**** Data shown

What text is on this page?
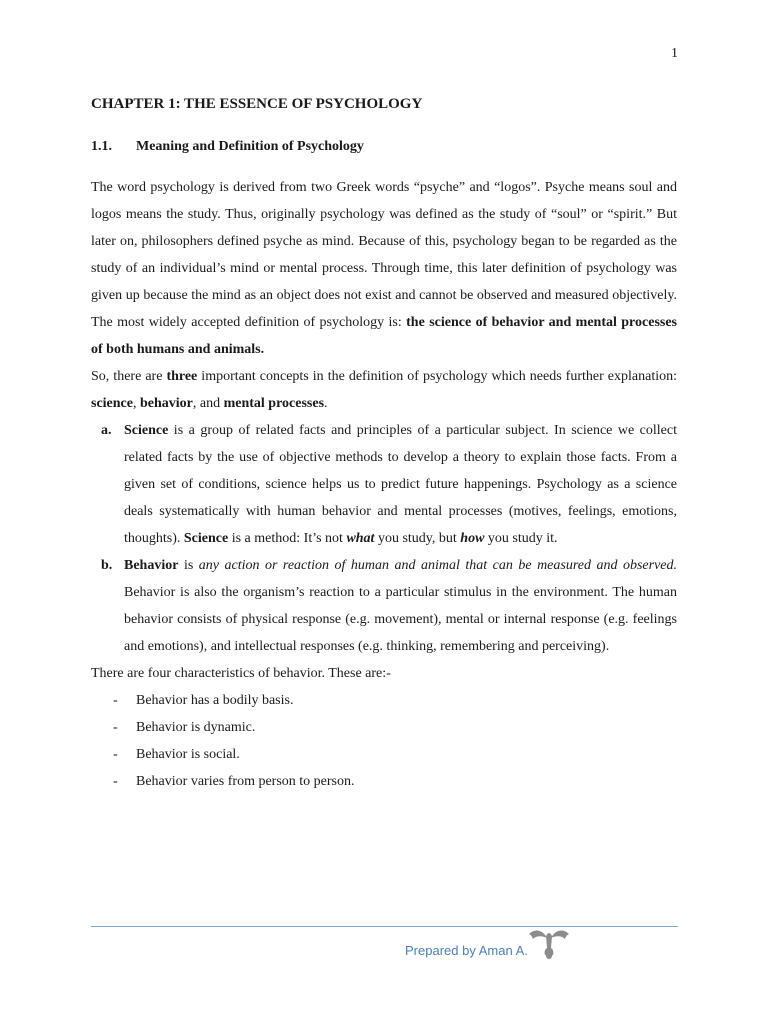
1
CHAPTER 1: THE ESSENCE OF PSYCHOLOGY
1.1. Meaning and Definition of Psychology

The word psychology is derived from two Greek words “psyche” and “logos”. Psyche means soul and logos means the study. Thus, originally psychology was defined as the study of “soul” or “spirit.” But later on, philosophers defined psyche as mind. Because of this, psychology began to be regarded as the study of an individual’s mind or mental process. Through time, this later definition of psychology was given up because the mind as an object does not exist and cannot be observed and measured objectively. The most widely accepted definition of psychology is: the science of behavior and mental processes of both humans and animals.

So, there are three important concepts in the definition of psychology which needs further explanation: science, behavior, and mental processes.

a. Science is a group of related facts and principles of a particular subject. In science we collect related facts by the use of objective methods to develop a theory to explain those facts. From a given set of conditions, science helps us to predict future happenings. Psychology as a science deals systematically with human behavior and mental processes (motives, feelings, emotions, thoughts). Science is a method: It’s not what you study, but how you study it.
b. Behavior is any action or reaction of human and animal that can be measured and observed. Behavior is also the organism’s reaction to a particular stimulus in the environment. The human behavior consists of physical response (e.g. movement), mental or internal response (e.g. feelings and emotions), and intellectual responses (e.g. thinking, remembering and perceiving).

There are four characteristics of behavior. These are:-

- Behavior has a bodily basis.
- Behavior is dynamic.
- Behavior is social.
- Behavior varies from person to person.
Prepared by Aman A.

********

The task >> Leaving all pictures aside, quote each record exactly.

Problem solution >>
What text is on this page?
1
CHAPTER 1: THE ESSENCE OF PSYCHOLOGY
1.1. Meaning and Definition of Psychology

The word psychology is derived from two Greek words “psyche” and “logos”. Psyche means soul and logos means the study. Thus, originally psychology was defined as the study of “soul” or “spirit.” But later on, philosophers defined psyche as mind. Because of this, psychology began to be regarded as the study of an individual’s mind or mental process. Through time, this later definition of psychology was given up because the mind as an object does not exist and cannot be observed and measured objectively. The most widely accepted definition of psychology is: the science of behavior and mental processes of both humans and animals.

So, there are three important concepts in the definition of psychology which needs further explanation: science, behavior, and mental processes.

a. Science is a group of related facts and principles of a particular subject. In science we collect related facts by the use of objective methods to develop a theory to explain those facts. From a given set of conditions, science helps us to predict future happenings. Psychology as a science deals systematically with human behavior and mental processes (motives, feelings, emotions, thoughts). Science is a method: It’s not what you study, but how you study it.
b. Behavior is any action or reaction of human and animal that can be measured and observed. Behavior is also the organism’s reaction to a particular stimulus in the environment. The human behavior consists of physical response (e.g. movement), mental or internal response (e.g. feelings and emotions), and intellectual responses (e.g. thinking, remembering and perceiving).

There are four characteristics of behavior. These are:-

- Behavior has a bodily basis.
- Behavior is dynamic.
- Behavior is social.
- Behavior varies from person to person.
Prepared by Aman A.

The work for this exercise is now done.